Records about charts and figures
----------
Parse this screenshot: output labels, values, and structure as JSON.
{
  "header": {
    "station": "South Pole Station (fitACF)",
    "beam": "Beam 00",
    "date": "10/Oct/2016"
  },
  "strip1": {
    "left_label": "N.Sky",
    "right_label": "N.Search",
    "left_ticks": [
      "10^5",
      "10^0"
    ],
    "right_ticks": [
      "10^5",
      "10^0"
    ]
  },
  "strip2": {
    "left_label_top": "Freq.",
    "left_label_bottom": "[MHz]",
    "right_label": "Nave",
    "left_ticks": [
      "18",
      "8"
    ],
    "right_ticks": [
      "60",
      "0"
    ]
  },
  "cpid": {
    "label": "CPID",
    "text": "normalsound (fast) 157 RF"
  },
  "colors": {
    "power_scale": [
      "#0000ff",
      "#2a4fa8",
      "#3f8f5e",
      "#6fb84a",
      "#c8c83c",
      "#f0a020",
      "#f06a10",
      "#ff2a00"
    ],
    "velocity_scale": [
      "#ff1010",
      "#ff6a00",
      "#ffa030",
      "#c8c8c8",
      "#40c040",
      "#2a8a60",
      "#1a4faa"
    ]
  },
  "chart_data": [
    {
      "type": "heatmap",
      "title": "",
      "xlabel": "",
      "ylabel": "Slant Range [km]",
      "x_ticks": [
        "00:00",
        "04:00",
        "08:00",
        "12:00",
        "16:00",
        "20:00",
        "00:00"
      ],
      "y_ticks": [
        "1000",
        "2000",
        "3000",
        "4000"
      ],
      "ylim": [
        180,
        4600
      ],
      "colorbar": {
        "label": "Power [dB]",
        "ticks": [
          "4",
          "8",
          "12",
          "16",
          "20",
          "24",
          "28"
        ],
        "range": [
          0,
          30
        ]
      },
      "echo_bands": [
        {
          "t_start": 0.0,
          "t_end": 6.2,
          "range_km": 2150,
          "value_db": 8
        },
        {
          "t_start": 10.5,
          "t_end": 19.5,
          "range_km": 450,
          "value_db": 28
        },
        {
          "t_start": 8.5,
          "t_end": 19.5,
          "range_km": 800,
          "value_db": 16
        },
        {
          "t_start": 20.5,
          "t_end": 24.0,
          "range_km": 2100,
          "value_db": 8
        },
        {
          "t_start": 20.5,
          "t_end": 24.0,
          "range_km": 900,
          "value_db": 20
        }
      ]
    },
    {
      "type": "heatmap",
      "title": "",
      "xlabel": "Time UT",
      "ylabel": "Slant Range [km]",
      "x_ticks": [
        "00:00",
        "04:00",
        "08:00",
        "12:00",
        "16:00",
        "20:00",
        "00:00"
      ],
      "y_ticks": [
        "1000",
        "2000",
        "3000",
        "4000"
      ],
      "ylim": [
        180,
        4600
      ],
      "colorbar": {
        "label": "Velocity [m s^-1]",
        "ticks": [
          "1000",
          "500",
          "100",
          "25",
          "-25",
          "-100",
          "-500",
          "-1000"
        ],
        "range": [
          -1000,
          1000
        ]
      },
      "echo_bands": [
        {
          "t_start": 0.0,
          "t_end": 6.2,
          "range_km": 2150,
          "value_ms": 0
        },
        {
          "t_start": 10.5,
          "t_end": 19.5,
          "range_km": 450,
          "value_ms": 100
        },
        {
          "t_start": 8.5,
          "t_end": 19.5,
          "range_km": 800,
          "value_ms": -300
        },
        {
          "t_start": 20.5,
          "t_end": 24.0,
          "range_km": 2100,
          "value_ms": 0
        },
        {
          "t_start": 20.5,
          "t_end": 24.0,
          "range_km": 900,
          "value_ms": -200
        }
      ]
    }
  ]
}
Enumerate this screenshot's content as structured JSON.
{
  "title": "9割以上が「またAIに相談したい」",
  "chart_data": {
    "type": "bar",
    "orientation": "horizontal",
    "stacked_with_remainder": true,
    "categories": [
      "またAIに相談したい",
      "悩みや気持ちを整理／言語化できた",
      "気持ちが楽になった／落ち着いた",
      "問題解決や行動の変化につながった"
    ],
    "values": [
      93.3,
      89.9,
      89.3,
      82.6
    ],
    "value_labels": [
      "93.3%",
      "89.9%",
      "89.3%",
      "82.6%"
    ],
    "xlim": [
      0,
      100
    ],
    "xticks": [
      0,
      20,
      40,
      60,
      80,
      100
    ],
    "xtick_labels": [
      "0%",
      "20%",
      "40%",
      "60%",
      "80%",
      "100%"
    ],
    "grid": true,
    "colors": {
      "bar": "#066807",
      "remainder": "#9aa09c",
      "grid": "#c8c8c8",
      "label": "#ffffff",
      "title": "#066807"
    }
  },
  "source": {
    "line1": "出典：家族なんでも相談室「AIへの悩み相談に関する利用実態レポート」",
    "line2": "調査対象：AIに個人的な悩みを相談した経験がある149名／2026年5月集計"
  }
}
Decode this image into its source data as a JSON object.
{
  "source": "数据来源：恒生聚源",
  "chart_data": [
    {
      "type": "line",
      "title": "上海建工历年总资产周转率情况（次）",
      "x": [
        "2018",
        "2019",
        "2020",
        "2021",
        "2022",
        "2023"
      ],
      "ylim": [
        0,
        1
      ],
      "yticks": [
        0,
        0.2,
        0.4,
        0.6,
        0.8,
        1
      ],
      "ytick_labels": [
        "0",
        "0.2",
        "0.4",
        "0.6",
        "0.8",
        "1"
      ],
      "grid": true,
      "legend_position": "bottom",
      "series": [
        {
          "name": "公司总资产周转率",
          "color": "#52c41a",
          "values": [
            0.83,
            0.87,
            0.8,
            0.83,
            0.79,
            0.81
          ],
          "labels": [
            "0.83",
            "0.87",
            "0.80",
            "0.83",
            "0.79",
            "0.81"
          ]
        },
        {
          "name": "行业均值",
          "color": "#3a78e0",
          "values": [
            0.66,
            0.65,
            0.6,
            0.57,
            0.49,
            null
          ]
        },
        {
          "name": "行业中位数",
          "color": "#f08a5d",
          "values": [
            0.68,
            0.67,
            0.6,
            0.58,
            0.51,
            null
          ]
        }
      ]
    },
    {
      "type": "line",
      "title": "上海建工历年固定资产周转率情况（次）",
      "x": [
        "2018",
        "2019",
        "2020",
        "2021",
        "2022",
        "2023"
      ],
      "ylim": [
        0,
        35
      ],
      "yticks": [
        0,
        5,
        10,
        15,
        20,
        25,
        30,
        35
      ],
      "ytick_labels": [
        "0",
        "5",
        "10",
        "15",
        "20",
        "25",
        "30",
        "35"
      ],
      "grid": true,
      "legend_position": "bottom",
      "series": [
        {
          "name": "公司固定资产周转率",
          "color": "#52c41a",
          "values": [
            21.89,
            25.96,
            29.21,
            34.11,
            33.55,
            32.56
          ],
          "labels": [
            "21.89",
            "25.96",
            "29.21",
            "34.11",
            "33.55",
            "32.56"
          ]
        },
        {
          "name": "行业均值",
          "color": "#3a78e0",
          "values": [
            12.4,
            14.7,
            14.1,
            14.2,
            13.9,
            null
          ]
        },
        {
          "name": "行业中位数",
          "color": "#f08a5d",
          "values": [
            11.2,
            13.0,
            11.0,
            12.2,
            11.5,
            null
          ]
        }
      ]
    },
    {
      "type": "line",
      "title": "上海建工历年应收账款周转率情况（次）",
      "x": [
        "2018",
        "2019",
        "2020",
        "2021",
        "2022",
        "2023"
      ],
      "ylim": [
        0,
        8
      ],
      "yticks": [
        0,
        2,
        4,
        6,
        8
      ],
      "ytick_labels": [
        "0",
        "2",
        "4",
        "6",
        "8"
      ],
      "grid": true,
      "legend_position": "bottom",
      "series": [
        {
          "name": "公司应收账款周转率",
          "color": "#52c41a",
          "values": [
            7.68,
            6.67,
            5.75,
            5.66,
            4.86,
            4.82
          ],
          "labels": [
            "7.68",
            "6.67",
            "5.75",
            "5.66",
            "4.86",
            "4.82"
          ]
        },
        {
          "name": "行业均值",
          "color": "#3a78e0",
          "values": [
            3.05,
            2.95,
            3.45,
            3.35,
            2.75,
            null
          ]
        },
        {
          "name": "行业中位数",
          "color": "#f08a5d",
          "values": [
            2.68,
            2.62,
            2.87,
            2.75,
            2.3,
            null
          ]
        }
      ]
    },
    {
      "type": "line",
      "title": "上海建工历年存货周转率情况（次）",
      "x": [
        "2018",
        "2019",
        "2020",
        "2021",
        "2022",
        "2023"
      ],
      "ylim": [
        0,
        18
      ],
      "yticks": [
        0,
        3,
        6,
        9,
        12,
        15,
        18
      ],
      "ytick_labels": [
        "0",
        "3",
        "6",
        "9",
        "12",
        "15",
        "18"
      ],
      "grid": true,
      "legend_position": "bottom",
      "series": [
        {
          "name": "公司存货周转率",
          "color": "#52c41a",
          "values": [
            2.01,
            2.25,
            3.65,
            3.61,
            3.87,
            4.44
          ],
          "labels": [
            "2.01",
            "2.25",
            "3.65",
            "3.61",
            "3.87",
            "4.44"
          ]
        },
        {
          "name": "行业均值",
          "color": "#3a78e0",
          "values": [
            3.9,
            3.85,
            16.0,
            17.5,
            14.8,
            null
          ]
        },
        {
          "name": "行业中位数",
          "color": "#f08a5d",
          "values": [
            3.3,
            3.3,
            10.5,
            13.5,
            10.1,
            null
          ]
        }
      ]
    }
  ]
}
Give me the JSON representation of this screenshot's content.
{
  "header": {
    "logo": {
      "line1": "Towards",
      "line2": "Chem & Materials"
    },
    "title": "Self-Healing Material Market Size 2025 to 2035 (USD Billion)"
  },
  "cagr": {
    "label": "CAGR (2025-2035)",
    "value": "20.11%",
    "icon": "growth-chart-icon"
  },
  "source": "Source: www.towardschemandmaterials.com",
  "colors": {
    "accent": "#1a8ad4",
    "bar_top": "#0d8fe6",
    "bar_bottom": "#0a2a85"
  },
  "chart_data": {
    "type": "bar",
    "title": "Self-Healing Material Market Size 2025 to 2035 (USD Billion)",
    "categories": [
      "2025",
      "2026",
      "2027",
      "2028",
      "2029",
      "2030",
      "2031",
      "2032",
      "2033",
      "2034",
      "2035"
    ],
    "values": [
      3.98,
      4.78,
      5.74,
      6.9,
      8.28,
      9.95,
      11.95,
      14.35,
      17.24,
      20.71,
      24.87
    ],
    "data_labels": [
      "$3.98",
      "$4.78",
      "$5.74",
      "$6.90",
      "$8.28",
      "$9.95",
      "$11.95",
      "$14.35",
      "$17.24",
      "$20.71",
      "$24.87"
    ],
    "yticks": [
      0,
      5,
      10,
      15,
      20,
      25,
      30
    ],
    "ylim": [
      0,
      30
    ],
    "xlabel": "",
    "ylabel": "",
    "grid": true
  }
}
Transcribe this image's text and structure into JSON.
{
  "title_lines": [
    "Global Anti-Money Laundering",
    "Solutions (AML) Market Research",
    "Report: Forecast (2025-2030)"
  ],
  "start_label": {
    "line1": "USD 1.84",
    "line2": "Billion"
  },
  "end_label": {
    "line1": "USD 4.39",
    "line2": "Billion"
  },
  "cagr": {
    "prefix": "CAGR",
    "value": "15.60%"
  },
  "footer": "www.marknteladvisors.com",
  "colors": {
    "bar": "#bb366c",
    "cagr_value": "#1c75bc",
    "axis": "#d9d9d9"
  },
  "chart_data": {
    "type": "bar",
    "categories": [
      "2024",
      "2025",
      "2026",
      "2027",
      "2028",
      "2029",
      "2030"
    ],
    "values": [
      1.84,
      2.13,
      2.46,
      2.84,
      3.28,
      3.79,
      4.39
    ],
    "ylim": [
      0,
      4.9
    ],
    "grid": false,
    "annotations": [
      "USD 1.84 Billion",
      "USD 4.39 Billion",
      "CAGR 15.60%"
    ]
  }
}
----------
Direction
Output, unchanged, the lines from the line with "Transcribe this image's" through the final line of the material.

Result
Transcribe this image's text and structure into JSON.
{
  "title_lines": [
    "Global Anti-Money Laundering",
    "Solutions (AML) Market Research",
    "Report: Forecast (2025-2030)"
  ],
  "start_label": {
    "line1": "USD 1.84",
    "line2": "Billion"
  },
  "end_label": {
    "line1": "USD 4.39",
    "line2": "Billion"
  },
  "cagr": {
    "prefix": "CAGR",
    "value": "15.60%"
  },
  "footer": "www.marknteladvisors.com",
  "colors": {
    "bar": "#bb366c",
    "cagr_value": "#1c75bc",
    "axis": "#d9d9d9"
  },
  "chart_data": {
    "type": "bar",
    "categories": [
      "2024",
      "2025",
      "2026",
      "2027",
      "2028",
      "2029",
      "2030"
    ],
    "values": [
      1.84,
      2.13,
      2.46,
      2.84,
      3.28,
      3.79,
      4.39
    ],
    "ylim": [
      0,
      4.9
    ],
    "grid": false,
    "annotations": [
      "USD 1.84 Billion",
      "USD 4.39 Billion",
      "CAGR 15.60%"
    ]
  }
}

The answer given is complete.